- [Problems to solve]
**A)** In the text about cutting a Bahtinov mask, why does the writer call the linked discussions on the mask generator page a bit off topic?
**B)** Carry on with the text about cutting a Bahtinov mask from the point where it stops.

Short version: I used my laser engraver to cut a custom Bahtinov mask for a particular camera lens I have.
Ripping pretty much directly from WikiPedia, a Bahtinov mask consists of three separate grids, positioned and angled such that the grids produce three angled diffraction spikes at the focal plane of the instrument for each bright image element.
As the instrument’s focus is changed, the central spike appears to move from one side of the star to the other. In reality, all three spikes move, but the central spike moves in the opposite direction to the two spikes forming the “X”. Optimal focus is achieved when the middle spike is centered between the other two spikes.
It didn’t take much searching to find webpage where someone much more brilliant than me had created a Bahtinov mask generator. This site takes various parameters and outputs SVG code/file that will import directly into LightBurn to run my laser.
Sidenote: The links on the Bahtinov mask generator page lead to some other versions of the mask and discussions about them and their development. It is an interesting read, though much of it was about colimating the optics on larger telescopes, so a bit off topic for me. Still, interesting stuff.

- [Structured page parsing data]

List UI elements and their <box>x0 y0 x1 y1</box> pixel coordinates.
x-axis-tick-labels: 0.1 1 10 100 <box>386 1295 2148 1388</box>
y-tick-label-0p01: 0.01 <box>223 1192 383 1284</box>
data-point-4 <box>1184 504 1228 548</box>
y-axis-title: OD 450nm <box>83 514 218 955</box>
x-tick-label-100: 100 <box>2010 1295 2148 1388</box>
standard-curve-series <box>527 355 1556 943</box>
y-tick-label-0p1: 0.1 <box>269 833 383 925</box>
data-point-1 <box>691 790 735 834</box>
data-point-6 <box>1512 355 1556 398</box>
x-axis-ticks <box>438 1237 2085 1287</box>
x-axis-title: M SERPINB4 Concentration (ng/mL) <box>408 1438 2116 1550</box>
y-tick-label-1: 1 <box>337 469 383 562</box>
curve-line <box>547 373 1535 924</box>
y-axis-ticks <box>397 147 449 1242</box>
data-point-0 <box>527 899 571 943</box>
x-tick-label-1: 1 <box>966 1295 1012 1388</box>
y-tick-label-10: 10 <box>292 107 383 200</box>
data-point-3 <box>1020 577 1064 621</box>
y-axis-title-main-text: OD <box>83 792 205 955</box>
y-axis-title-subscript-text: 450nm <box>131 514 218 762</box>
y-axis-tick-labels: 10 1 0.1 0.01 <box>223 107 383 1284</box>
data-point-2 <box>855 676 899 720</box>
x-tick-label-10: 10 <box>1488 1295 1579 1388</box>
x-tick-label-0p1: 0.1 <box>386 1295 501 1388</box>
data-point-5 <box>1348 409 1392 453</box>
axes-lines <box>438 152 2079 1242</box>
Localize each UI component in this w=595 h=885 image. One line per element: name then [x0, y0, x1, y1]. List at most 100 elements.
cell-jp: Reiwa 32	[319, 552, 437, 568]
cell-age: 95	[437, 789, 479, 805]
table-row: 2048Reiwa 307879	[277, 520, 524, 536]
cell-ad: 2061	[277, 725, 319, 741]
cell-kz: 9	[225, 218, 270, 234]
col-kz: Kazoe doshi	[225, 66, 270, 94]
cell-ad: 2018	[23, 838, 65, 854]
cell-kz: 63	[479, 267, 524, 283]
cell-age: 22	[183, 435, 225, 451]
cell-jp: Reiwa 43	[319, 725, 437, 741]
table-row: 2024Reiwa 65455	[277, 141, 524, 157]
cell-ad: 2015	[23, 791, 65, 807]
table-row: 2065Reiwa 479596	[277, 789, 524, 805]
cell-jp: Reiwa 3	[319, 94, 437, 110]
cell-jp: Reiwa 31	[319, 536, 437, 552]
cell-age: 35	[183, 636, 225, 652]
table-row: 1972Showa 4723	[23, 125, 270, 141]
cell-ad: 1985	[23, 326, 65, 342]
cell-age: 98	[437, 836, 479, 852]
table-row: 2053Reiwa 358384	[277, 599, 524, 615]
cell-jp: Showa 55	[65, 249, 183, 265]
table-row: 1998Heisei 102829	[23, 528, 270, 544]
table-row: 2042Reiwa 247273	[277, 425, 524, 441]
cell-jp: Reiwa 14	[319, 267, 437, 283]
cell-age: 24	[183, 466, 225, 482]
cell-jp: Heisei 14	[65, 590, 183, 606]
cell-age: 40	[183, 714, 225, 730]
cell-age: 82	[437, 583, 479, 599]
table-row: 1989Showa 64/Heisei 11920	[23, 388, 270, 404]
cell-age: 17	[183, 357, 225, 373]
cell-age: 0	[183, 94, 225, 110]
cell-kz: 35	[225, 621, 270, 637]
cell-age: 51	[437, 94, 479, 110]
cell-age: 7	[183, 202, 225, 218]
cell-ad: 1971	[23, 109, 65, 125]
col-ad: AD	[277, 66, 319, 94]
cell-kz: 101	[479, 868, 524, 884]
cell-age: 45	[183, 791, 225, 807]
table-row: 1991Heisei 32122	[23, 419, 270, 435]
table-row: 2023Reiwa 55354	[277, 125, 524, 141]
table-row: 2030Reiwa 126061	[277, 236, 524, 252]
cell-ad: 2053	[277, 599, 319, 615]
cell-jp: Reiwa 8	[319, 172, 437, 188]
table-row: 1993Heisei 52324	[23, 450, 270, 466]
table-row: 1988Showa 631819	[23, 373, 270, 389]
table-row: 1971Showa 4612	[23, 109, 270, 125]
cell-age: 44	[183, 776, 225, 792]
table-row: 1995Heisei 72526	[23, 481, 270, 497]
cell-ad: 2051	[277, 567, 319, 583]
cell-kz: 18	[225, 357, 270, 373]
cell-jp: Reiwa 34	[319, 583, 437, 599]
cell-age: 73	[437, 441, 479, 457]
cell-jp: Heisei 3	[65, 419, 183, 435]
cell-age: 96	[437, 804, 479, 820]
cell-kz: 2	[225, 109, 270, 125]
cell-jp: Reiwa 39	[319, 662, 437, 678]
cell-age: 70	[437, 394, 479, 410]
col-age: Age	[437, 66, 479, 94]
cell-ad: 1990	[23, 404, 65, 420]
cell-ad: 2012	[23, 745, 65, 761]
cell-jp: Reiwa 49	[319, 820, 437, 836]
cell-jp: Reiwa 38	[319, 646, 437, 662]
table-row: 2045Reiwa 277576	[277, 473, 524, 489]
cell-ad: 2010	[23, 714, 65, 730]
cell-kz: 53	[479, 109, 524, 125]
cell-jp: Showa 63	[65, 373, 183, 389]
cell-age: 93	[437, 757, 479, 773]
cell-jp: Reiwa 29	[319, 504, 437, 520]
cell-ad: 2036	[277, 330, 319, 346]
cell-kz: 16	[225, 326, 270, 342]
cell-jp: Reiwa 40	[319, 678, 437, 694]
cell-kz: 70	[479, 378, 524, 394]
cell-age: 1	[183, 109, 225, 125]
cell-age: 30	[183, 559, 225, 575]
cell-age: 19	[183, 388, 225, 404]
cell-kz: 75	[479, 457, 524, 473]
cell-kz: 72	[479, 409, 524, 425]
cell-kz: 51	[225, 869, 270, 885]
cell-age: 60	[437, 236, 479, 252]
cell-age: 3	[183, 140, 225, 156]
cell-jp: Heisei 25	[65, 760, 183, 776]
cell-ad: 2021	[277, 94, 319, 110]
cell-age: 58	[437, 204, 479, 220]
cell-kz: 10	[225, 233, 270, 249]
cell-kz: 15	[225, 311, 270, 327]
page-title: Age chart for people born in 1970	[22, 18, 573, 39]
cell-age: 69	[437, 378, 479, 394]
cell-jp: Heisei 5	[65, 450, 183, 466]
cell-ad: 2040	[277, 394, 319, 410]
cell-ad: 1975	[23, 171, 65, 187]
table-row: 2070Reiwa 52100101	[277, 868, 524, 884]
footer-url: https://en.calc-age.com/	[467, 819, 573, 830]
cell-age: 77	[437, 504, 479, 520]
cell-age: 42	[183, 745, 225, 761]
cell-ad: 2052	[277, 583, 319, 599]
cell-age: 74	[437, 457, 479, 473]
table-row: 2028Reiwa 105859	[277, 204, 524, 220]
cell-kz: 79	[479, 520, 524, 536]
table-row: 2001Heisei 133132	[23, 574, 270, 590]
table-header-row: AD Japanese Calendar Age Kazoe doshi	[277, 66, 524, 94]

- [Answers for each item]
**A)** Much of that material was about collimating the optics on larger telescopes, which made it a bit off topic for the writer, though still interesting.

**B)**
The target lens is a (cheap) Opteka 500mm reflex lens. I did not even know about astrophotography when I bought it; I was hoping to catch some wildlife around the house. There are mixed reviews about it and it’s stablemates, but it’s still the longest lens I currently have. It is an EF full frame lens, so a crop factor of 1.6 makes it perform on my Canon Rebel T6 as if it was an 800mm.
The default mask parameters appear to be for a largish telescope, 8+ inches in diameter. The parameters for my lens were:
The “Outer Diameter” is actually the inner diameter of the ring at the front of the lens. The “Inner Diameter” is the outer diameter of the center mirror. Stem/Slit width is the ratio between the elements of the grid. 1:1 means the slits and stems are the same width. Checking the “3rd order spectrum” increases the size of the stems and slits and makes the most sense with really large masks. I left mine unchecked. The (typo’d) “Bartinov Factor” is used in the math somewhere to determine the size and thus number of stems and slits, or basically how fine the elements are. I chose 120 experimentally. It yielded stems and slits that were about as wide as my black acrylic is thick. This is a fine pattern that seems strong. “inW” and “outW” is the margin between the inner and outer diameters and the elements of the Bahtinov pattern. I originally chose 1mm, and that’s probably ok, but I think 2mm would mask a little stronger, more robust mask. Finally, “Rounding” determines whether the ends of the slits are cut square or rounded. I chose rounded. Click on “Draw Bahtinov Mask” and you get:
I downloaded the SVG file, opened it in Lightburn and then proceeded to experiment with cut speed and power.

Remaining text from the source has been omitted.